## Direction a
In the forum thread, condense the paragraph that begins "For those of you that will say" into two or three shorter sentences that keep its main facts.

## Text section
— start —

For those of you that will say "its a baby you shouldn't listen to the radio loud" I am well aware of that. When my son is in the car the radio is played at level 18 at the most with T3 M0 B-3 before I knew about the heavy bass. Now I turn the base all the way down.

I have bought gm cars for more then 25 years , 7 to date, but this is making me rethink my loyalty. If a car company cant even get the radio right! 

I love my cruze other then the radio and it would be a shame to sell a car just because of the radio.


----------



## Onthelo2 (Jul 2, 2012)

Good thing I only sit in the front I love my Pioneer system, nice bass and clean sound although it can't be cranked up with the windows down but either way it is a stock upgrade so it serves its purpose imo.


----------



## scott allen (May 10, 2013)

My pioneers does the same thing. It sucks might as well not even put speakers in the rear door. No sound, and all the dealer has to say is ... its the way it is?


----------



## BowtieGuy (Jan 4, 2013)

— end —

## Material for this exercise
— start —

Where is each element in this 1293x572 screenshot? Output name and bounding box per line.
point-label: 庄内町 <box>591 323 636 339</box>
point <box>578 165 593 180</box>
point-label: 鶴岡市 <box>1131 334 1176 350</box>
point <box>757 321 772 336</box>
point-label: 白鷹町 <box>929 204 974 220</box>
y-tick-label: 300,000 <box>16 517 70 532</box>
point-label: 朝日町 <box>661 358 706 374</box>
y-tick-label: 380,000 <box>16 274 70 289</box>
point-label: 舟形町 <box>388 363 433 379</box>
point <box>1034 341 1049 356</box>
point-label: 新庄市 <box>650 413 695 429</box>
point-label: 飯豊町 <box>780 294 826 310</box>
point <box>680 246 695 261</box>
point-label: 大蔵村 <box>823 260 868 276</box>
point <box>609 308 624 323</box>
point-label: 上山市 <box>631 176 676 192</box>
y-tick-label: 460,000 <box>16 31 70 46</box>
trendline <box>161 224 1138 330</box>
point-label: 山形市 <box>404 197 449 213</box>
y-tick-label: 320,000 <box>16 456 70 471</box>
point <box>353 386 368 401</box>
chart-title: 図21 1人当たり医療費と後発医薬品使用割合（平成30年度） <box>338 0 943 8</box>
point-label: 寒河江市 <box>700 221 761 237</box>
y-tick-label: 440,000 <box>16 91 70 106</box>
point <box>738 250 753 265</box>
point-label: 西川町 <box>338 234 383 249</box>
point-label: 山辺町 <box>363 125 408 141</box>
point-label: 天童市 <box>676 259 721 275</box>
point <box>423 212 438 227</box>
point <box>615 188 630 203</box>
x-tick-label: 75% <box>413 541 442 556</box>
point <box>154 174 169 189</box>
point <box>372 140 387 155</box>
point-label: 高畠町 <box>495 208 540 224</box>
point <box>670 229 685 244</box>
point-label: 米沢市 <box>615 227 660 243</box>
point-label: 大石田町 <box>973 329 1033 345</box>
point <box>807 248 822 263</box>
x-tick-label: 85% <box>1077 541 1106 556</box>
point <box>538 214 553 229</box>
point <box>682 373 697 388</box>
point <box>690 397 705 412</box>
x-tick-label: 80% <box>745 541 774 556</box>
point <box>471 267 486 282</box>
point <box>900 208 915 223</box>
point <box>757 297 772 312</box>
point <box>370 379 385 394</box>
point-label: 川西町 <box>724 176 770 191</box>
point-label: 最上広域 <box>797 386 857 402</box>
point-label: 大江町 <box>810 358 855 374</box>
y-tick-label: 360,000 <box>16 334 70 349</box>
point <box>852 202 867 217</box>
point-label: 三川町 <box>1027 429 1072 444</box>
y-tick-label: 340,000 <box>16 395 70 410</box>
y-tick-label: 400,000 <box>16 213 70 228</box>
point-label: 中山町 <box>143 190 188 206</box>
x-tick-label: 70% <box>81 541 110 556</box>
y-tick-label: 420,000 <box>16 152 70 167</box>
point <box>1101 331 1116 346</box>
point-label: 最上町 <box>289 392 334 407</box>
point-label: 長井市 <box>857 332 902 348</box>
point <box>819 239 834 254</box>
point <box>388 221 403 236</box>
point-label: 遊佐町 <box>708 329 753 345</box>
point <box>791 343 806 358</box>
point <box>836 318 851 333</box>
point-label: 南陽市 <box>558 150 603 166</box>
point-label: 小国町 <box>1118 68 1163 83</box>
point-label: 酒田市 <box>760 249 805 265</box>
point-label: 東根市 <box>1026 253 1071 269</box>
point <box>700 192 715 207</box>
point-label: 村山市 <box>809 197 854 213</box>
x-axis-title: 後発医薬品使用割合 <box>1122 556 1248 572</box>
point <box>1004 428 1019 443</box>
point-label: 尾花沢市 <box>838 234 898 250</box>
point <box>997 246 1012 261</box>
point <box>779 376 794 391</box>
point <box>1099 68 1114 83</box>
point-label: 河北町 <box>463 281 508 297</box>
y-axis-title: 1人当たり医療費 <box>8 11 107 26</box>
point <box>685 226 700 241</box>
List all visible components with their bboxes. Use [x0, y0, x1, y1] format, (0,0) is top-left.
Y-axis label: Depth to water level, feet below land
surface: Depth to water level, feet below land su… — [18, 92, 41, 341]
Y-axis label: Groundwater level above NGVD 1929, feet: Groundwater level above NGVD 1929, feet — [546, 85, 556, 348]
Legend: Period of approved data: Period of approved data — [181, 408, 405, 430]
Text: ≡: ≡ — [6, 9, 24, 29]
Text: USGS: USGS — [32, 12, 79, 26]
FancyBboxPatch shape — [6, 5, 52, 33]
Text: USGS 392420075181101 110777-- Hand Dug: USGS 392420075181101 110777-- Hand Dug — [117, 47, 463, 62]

— end —

## Direction b
Extract the lines of the records from the start of the records through the line that contains "point <box>1034 341 1049 356</box>", with both ends included, and reproduce them verbatim.

## Task response a
The writer knows a baby shouldn't hear loud radio. With the son in the car, the volume stays at level 18 at most, and the tone was set to T3 M0 B-3 before the writer learned about the heavy bass. The bass is now turned all the way down.

## Task response b
Where is each element in this 1293x572 screenshot? Output name and bounding box per line.
point-label: 庄内町 <box>591 323 636 339</box>
point <box>578 165 593 180</box>
point-label: 鶴岡市 <box>1131 334 1176 350</box>
point <box>757 321 772 336</box>
point-label: 白鷹町 <box>929 204 974 220</box>
y-tick-label: 300,000 <box>16 517 70 532</box>
point-label: 朝日町 <box>661 358 706 374</box>
y-tick-label: 380,000 <box>16 274 70 289</box>
point-label: 舟形町 <box>388 363 433 379</box>
point <box>1034 341 1049 356</box>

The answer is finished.